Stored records
-*-*-

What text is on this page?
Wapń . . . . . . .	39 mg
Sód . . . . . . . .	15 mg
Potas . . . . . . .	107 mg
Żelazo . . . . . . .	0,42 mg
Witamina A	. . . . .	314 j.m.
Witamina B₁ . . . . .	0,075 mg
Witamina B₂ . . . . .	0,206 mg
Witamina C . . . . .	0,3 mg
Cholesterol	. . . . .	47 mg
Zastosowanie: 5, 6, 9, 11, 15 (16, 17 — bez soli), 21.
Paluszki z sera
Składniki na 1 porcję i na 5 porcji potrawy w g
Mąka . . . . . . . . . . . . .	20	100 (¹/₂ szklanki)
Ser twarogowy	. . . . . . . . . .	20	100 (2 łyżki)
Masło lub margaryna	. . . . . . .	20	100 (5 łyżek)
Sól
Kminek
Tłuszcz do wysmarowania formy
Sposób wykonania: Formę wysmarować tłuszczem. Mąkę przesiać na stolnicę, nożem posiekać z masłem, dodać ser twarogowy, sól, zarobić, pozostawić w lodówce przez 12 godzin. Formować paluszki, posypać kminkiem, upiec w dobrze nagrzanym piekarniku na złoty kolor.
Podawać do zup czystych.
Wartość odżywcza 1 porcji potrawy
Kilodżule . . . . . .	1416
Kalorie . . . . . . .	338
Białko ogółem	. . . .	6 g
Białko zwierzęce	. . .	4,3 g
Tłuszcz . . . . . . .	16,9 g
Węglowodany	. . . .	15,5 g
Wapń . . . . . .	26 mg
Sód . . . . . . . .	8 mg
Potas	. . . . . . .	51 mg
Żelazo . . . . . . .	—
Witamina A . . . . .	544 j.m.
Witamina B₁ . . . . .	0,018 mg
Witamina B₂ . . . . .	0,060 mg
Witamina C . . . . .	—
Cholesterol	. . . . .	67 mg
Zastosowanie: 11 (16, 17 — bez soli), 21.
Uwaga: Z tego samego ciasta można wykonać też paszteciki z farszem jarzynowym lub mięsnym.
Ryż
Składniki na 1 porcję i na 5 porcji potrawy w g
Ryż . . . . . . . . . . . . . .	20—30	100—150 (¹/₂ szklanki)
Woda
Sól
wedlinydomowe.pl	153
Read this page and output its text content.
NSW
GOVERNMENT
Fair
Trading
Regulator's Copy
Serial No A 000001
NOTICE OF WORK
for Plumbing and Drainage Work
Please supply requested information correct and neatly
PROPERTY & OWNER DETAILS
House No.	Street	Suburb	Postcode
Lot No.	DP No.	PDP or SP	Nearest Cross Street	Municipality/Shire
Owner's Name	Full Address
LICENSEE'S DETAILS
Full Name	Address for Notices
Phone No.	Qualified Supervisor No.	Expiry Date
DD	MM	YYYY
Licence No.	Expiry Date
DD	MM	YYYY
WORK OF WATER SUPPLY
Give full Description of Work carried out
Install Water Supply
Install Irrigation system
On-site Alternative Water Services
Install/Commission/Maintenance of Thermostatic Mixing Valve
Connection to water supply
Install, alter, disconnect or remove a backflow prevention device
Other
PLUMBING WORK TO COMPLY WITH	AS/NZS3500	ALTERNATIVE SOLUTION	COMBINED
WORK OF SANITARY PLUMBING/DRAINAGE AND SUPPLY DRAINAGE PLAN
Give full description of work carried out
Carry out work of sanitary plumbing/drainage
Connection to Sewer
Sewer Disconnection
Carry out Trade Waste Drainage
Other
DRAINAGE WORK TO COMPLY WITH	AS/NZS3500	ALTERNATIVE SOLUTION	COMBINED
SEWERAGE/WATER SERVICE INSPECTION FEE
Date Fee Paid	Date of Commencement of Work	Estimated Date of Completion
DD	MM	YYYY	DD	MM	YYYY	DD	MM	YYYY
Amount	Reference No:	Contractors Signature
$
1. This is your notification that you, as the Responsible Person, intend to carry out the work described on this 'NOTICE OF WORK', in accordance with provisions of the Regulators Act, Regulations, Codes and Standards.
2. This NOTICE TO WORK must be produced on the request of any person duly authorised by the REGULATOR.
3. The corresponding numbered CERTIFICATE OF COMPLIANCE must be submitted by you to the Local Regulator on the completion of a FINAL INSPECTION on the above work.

-*-*-

Short task. Retype the entries exactly, including every line.

Full output.
What text is on this page?
Wapń . . . . . . .	39 mg
Sód . . . . . . . .	15 mg
Potas . . . . . . .	107 mg
Żelazo . . . . . . .	0,42 mg
Witamina A	. . . . .	314 j.m.
Witamina B₁ . . . . .	0,075 mg
Witamina B₂ . . . . .	0,206 mg
Witamina C . . . . .	0,3 mg
Cholesterol	. . . . .	47 mg
Zastosowanie: 5, 6, 9, 11, 15 (16, 17 — bez soli), 21.
Paluszki z sera
Składniki na 1 porcję i na 5 porcji potrawy w g
Mąka . . . . . . . . . . . . .	20	100 (¹/₂ szklanki)
Ser twarogowy	. . . . . . . . . .	20	100 (2 łyżki)
Masło lub margaryna	. . . . . . .	20	100 (5 łyżek)
Sól
Kminek
Tłuszcz do wysmarowania formy
Sposób wykonania: Formę wysmarować tłuszczem. Mąkę przesiać na stolnicę, nożem posiekać z masłem, dodać ser twarogowy, sól, zarobić, pozostawić w lodówce przez 12 godzin. Formować paluszki, posypać kminkiem, upiec w dobrze nagrzanym piekarniku na złoty kolor.
Podawać do zup czystych.
Wartość odżywcza 1 porcji potrawy
Kilodżule . . . . . .	1416
Kalorie . . . . . . .	338
Białko ogółem	. . . .	6 g
Białko zwierzęce	. . .	4,3 g
Tłuszcz . . . . . . .	16,9 g
Węglowodany	. . . .	15,5 g
Wapń . . . . . .	26 mg
Sód . . . . . . . .	8 mg
Potas	. . . . . . .	51 mg
Żelazo . . . . . . .	—
Witamina A . . . . .	544 j.m.
Witamina B₁ . . . . .	0,018 mg
Witamina B₂ . . . . .	0,060 mg
Witamina C . . . . .	—
Cholesterol	. . . . .	67 mg
Zastosowanie: 11 (16, 17 — bez soli), 21.
Uwaga: Z tego samego ciasta można wykonać też paszteciki z farszem jarzynowym lub mięsnym.
Ryż
Składniki na 1 porcję i na 5 porcji potrawy w g
Ryż . . . . . . . . . . . . . .	20—30	100—150 (¹/₂ szklanki)
Woda
Sól
wedlinydomowe.pl	153
Read this page and output its text content.
NSW
GOVERNMENT
Fair
Trading
Regulator's Copy
Serial No A 000001
NOTICE OF WORK
for Plumbing and Drainage Work
Please supply requested information correct and neatly
PROPERTY & OWNER DETAILS
House No.	Street	Suburb	Postcode
Lot No.	DP No.	PDP or SP	Nearest Cross Street	Municipality/Shire
Owner's Name	Full Address
LICENSEE'S DETAILS
Full Name	Address for Notices
Phone No.	Qualified Supervisor No.	Expiry Date
DD	MM	YYYY
Licence No.	Expiry Date
DD	MM	YYYY
WORK OF WATER SUPPLY
Give full Description of Work carried out
Install Water Supply
Install Irrigation system
On-site Alternative Water Services
Install/Commission/Maintenance of Thermostatic Mixing Valve
Connection to water supply
Install, alter, disconnect or remove a backflow prevention device
Other
PLUMBING WORK TO COMPLY WITH	AS/NZS3500	ALTERNATIVE SOLUTION	COMBINED
WORK OF SANITARY PLUMBING/DRAINAGE AND SUPPLY DRAINAGE PLAN
Give full description of work carried out
Carry out work of sanitary plumbing/drainage
Connection to Sewer
Sewer Disconnection
Carry out Trade Waste Drainage
Other
DRAINAGE WORK TO COMPLY WITH	AS/NZS3500	ALTERNATIVE SOLUTION	COMBINED
SEWERAGE/WATER SERVICE INSPECTION FEE
Date Fee Paid	Date of Commencement of Work	Estimated Date of Completion
DD	MM	YYYY	DD	MM	YYYY	DD	MM	YYYY
Amount	Reference No:	Contractors Signature
$
1. This is your notification that you, as the Responsible Person, intend to carry out the work described on this 'NOTICE OF WORK', in accordance with provisions of the Regulators Act, Regulations, Codes and Standards.
2. This NOTICE TO WORK must be produced on the request of any person duly authorised by the REGULATOR.
3. The corresponding numbered CERTIFICATE OF COMPLIANCE must be submitted by you to the Local Regulator on the completion of a FINAL INSPECTION on the above work.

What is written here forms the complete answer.